§ EXERCISE INPUTS
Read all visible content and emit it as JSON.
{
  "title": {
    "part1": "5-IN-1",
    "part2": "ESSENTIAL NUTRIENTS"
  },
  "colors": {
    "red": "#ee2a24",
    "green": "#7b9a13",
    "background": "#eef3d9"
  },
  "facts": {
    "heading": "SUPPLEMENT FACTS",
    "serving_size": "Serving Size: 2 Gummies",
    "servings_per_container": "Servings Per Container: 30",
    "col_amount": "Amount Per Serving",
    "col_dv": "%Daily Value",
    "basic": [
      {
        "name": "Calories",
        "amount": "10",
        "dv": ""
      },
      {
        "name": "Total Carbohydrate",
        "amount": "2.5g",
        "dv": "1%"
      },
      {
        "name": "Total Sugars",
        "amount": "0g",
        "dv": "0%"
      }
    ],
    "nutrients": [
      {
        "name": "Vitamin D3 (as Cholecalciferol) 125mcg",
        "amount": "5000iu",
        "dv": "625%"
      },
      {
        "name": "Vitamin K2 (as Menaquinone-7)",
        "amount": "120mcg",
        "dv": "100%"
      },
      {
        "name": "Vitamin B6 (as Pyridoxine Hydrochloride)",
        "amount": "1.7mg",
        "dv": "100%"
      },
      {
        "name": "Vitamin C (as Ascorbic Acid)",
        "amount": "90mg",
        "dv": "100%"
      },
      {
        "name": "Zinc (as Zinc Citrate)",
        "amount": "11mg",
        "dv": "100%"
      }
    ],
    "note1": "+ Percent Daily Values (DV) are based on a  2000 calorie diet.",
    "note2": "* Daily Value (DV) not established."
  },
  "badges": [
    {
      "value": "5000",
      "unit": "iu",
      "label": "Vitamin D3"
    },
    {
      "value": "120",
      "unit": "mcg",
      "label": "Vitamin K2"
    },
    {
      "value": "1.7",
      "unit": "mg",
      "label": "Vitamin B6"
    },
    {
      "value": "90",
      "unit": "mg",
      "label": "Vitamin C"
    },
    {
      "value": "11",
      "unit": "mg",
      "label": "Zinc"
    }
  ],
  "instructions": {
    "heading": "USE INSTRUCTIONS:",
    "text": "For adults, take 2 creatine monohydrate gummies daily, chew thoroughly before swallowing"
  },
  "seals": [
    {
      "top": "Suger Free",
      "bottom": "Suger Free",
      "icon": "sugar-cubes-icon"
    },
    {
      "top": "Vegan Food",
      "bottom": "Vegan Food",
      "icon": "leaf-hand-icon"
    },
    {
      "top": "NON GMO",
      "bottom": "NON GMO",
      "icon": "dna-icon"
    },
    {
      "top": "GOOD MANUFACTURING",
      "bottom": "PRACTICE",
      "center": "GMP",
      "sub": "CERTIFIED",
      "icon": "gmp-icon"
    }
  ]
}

§ SHORT EXERCISE
Which lines of the material contain the string "name"? List each of them.

§ SOLUTION
        "name": "Calories",
        "name": "Total Carbohydrate",
        "name": "Total Sugars",
        "name": "Vitamin D3 (as Cholecalciferol) 125mcg",
        "name": "Vitamin K2 (as Menaquinone-7)",
        "name": "Vitamin B6 (as Pyridoxine Hydrochloride)",
        "name": "Vitamin C (as Ascorbic Acid)",
        "name": "Zinc (as Zinc Citrate)",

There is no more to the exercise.